» Exercise aim:
Starting at the first line of the records and stopping after the line that contains "y-tick-label: Adultos com", write those lines again with each "bar" changed to "rectangle" and nothing else altered.
========
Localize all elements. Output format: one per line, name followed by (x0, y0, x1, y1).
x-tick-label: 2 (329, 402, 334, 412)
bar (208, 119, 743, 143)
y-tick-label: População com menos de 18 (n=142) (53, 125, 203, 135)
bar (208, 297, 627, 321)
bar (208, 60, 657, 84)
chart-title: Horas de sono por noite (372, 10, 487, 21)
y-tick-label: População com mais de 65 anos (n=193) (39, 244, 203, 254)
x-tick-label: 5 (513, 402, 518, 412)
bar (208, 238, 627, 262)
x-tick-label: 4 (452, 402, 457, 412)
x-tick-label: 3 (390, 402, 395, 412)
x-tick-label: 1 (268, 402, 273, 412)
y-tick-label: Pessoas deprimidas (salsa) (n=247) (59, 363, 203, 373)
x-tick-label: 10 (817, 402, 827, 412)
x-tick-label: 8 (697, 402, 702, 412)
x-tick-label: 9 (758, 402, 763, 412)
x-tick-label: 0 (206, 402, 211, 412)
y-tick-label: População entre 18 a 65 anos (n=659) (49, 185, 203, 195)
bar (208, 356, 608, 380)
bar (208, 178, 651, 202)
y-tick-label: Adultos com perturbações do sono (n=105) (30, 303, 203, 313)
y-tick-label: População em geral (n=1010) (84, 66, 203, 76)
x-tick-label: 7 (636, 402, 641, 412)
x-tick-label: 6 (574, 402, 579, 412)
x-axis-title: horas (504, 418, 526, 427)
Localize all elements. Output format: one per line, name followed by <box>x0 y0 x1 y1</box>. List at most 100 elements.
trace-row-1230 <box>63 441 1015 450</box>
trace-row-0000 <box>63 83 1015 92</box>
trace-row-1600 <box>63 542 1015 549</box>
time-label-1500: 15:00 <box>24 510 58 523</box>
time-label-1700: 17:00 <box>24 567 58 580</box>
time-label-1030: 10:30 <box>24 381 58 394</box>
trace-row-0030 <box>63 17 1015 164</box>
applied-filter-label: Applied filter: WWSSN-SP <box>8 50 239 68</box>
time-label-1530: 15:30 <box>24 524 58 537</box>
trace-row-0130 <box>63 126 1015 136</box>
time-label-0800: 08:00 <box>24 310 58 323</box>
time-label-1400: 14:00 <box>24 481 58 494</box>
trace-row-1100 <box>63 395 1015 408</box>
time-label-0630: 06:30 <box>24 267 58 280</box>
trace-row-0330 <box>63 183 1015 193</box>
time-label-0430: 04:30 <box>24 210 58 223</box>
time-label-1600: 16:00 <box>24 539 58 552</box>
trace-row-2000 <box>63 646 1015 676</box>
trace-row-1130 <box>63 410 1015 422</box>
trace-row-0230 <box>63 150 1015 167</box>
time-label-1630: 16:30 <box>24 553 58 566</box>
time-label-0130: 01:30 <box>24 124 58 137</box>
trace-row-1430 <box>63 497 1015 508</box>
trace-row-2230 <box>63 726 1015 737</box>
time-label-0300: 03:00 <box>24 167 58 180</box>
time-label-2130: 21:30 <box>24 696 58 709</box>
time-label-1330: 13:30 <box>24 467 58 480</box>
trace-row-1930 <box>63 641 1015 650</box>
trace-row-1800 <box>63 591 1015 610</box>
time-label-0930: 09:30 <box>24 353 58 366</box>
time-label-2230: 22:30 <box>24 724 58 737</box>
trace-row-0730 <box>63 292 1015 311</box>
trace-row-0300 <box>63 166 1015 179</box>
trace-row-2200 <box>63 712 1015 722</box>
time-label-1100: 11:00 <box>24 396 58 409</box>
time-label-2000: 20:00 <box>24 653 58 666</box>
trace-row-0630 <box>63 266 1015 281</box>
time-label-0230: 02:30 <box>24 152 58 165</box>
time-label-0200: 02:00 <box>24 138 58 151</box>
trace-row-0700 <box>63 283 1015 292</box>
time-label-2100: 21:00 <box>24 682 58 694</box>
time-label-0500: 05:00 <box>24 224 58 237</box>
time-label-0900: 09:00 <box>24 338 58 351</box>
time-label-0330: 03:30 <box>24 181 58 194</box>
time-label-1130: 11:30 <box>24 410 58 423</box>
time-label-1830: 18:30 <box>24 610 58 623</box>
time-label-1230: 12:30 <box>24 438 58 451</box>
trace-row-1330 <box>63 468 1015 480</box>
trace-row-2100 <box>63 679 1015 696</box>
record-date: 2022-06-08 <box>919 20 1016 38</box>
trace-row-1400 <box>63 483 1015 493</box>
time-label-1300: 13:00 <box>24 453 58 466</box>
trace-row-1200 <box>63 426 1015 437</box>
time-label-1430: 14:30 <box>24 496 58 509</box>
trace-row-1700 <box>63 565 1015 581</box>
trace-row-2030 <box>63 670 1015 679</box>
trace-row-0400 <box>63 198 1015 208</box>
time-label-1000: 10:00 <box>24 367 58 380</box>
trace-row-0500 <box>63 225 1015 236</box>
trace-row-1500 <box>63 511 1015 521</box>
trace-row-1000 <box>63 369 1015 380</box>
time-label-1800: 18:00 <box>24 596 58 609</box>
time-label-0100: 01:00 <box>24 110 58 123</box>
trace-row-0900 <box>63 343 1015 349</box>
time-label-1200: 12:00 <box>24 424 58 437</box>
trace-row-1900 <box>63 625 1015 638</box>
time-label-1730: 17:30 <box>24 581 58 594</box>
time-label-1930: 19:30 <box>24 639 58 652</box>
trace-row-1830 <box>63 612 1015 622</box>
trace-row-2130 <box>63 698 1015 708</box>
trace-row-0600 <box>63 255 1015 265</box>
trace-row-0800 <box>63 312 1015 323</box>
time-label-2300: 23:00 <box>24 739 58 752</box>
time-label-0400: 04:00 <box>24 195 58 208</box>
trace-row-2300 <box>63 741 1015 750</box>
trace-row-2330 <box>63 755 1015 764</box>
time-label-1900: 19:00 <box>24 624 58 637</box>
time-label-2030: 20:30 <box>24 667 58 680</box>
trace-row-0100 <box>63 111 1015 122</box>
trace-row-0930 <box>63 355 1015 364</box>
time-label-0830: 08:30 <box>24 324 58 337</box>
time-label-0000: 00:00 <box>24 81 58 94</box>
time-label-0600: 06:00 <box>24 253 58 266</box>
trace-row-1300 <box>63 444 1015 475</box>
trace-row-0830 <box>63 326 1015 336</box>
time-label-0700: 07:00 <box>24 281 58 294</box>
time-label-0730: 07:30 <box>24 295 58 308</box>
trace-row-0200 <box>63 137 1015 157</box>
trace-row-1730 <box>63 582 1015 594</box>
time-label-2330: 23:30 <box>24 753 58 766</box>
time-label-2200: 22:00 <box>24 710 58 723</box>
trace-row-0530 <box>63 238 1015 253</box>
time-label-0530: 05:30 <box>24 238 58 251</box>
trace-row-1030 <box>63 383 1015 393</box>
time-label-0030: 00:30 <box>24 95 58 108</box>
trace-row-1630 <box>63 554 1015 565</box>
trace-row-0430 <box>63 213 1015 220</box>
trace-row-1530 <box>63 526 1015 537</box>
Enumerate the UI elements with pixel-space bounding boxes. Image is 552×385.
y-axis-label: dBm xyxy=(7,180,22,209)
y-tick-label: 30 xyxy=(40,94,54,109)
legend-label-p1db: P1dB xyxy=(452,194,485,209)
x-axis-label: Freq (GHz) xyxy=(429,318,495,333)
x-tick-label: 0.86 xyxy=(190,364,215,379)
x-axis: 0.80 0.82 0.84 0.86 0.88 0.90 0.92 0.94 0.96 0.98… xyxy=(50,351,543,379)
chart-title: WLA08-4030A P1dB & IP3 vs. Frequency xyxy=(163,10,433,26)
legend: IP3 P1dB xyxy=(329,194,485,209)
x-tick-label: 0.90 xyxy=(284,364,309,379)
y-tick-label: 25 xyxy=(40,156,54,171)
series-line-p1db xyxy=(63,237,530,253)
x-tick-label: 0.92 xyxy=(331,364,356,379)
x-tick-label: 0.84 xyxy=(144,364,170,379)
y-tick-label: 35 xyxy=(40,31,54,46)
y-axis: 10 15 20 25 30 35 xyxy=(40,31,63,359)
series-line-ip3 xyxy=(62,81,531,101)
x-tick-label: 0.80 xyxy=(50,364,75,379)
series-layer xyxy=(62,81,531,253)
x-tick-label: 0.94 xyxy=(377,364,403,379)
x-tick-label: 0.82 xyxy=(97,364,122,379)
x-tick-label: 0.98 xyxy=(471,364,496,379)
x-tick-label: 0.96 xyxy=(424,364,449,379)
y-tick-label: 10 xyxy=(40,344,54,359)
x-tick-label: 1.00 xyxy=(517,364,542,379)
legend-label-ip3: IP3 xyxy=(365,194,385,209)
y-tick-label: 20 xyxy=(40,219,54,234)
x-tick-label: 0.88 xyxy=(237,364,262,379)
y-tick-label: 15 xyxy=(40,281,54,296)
========
» Result of the task:
Localize all elements. Output format: one per line, name followed by (x0, y0, x1, y1).
x-tick-label: 2 (329, 402, 334, 412)
rectangle (208, 119, 743, 143)
y-tick-label: População com menos de 18 (n=142) (53, 125, 203, 135)
rectangle (208, 297, 627, 321)
rectangle (208, 60, 657, 84)
chart-title: Horas de sono por noite (372, 10, 487, 21)
y-tick-label: População com mais de 65 anos (n=193) (39, 244, 203, 254)
x-tick-label: 5 (513, 402, 518, 412)
rectangle (208, 238, 627, 262)
x-tick-label: 4 (452, 402, 457, 412)
x-tick-label: 3 (390, 402, 395, 412)
x-tick-label: 1 (268, 402, 273, 412)
y-tick-label: Pessoas deprimidas (salsa) (n=247) (59, 363, 203, 373)
x-tick-label: 10 (817, 402, 827, 412)
x-tick-label: 8 (697, 402, 702, 412)
x-tick-label: 9 (758, 402, 763, 412)
x-tick-label: 0 (206, 402, 211, 412)
y-tick-label: População entre 18 a 65 anos (n=659) (49, 185, 203, 195)
rectangle (208, 356, 608, 380)
rectangle (208, 178, 651, 202)
y-tick-label: Adultos com perturbações do sono (n=105) (30, 303, 203, 313)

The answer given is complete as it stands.